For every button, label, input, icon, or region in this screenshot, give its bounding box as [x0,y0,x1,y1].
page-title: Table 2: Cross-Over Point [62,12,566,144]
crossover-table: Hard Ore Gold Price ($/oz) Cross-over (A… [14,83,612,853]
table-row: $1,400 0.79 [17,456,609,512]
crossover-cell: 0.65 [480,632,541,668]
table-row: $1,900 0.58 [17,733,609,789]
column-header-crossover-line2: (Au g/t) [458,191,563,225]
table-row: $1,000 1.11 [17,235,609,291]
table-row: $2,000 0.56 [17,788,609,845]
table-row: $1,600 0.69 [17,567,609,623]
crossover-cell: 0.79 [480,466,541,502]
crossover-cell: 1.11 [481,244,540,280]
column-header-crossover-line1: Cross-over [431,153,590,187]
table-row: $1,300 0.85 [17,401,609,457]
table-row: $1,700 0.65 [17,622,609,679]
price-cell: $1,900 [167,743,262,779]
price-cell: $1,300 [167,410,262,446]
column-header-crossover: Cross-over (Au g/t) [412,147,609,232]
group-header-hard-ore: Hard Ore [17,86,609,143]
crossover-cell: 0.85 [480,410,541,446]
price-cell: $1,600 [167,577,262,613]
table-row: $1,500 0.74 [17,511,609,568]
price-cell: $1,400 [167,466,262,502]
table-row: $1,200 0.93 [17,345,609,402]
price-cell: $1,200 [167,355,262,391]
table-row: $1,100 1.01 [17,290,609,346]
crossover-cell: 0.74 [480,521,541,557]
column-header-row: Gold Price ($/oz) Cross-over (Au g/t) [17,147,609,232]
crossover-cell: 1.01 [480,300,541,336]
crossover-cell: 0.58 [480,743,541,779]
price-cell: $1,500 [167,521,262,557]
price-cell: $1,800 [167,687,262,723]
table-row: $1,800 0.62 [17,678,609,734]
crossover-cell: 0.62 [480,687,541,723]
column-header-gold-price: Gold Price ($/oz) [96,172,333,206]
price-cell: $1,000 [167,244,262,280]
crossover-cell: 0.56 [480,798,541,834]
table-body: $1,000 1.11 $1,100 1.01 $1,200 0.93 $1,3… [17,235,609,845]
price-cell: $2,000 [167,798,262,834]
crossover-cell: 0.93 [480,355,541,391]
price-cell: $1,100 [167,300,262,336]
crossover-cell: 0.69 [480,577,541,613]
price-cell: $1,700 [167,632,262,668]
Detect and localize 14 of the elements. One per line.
◆ ◆ ◆
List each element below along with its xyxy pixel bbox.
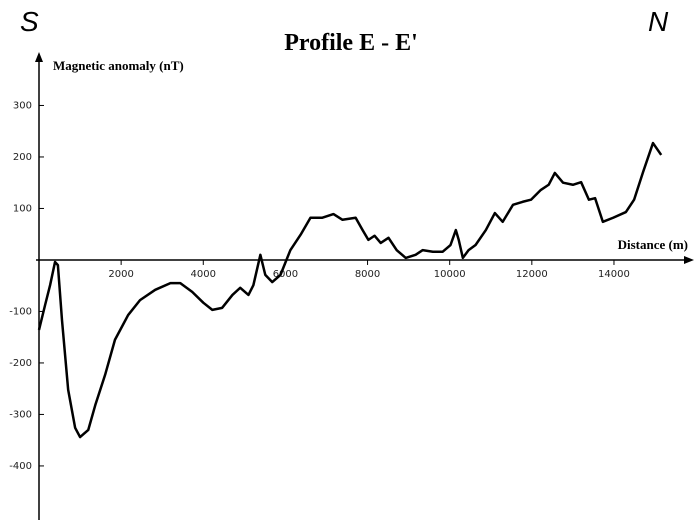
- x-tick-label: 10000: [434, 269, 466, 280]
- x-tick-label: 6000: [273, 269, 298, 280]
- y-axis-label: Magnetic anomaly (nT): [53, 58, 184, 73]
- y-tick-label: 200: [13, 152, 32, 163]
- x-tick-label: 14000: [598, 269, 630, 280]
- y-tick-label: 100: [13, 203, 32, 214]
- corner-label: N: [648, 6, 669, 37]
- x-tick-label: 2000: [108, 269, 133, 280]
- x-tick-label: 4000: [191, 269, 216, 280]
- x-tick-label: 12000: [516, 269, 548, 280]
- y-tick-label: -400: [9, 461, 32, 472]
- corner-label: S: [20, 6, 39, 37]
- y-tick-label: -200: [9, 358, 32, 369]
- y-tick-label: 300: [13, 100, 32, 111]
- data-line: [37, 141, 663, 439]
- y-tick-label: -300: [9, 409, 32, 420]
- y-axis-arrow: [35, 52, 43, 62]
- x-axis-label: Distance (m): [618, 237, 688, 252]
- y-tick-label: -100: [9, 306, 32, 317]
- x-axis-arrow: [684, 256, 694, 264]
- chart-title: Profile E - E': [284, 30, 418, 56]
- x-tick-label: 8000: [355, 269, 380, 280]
◆ ◆ ◆
Recast part of the listing above as a Markdown table with the columns Row and Entry, putting a row number under Row and each line under Entry. Begin at the line that has "List each element" and stop after the line that has "- x-tick-label: 8000: [355, 269, 380, 280]", omitting blank lines and any picture.

## Finished exercise
| Row | Entry |
|---|---|
| 1 | List each element below along with its xyxy pixel bbox. |
| 2 | - x-tick-label: 10000: [434, 269, 466, 280] |
| 3 | - x-tick-label: 6000: [273, 269, 298, 280] |
| 4 | - y-axis-label: Magnetic anomaly (nT): [53, 58, 184, 73] |
| 5 | - y-tick-label: 200: [13, 152, 32, 163] |
| 6 | - x-tick-label: 14000: [598, 269, 630, 280] |
| 7 | - y-tick-label: 100: [13, 203, 32, 214] |
| 8 | - corner-label: N: [648, 6, 669, 37] |
| 9 | - x-tick-label: 2000: [108, 269, 133, 280] |
| 10 | - x-tick-label: 4000: [191, 269, 216, 280] |
| 11 | - x-tick-label: 12000: [516, 269, 548, 280] |
| 12 | - y-tick-label: -400: [9, 461, 32, 472] |
| 13 | - corner-label: S: [20, 6, 39, 37] |
| 14 | - y-tick-label: -200: [9, 358, 32, 369] |
| 15 | - y-tick-label: 300: [13, 100, 32, 111] |
| 16 | - data-line: [37, 141, 663, 439] |
| 17 | - y-tick-label: -300: [9, 409, 32, 420] |
| 18 | - y-axis-arrow: [35, 52, 43, 62] |
| 19 | - x-axis-label: Distance (m): [618, 237, 688, 252] |
| 20 | - y-tick-label: -100: [9, 306, 32, 317] |
| 21 | - x-axis-arrow: [684, 256, 694, 264] |
| 22 | - chart-title: Profile E - E': [284, 30, 418, 56] |
| 23 | - x-tick-label: 8000: [355, 269, 380, 280] |